Task objective
How many lines of these entries hold the string "JSON"? Reply with the number alone.

'''

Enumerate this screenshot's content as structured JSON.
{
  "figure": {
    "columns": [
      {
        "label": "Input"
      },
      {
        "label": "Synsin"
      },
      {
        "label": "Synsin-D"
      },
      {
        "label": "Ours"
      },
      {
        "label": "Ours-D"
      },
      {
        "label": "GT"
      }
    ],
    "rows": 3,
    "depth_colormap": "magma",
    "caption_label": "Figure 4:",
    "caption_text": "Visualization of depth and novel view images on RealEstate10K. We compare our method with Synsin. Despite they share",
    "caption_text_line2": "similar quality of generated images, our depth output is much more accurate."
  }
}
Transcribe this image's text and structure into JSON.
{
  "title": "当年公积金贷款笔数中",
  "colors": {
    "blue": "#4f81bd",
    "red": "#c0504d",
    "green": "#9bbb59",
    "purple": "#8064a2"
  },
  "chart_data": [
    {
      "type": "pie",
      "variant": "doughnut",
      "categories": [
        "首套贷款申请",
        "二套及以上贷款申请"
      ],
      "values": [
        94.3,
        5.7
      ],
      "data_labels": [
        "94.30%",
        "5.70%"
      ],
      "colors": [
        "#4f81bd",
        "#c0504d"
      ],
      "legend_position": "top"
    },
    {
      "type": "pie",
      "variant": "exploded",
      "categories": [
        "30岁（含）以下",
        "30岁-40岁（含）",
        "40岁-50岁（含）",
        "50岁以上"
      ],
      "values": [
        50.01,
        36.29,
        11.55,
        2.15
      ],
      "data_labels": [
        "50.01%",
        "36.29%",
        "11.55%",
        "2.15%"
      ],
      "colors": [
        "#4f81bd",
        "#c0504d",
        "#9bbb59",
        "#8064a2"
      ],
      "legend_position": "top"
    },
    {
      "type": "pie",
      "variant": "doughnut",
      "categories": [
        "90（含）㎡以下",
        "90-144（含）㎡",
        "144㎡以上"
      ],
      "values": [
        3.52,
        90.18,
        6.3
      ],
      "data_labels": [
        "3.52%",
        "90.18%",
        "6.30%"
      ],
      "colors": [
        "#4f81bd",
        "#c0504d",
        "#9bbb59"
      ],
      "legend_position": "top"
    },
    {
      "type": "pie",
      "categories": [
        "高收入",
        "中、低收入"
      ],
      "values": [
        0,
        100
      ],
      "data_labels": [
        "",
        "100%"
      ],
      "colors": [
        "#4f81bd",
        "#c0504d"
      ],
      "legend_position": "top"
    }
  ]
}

'''

Worked answer
2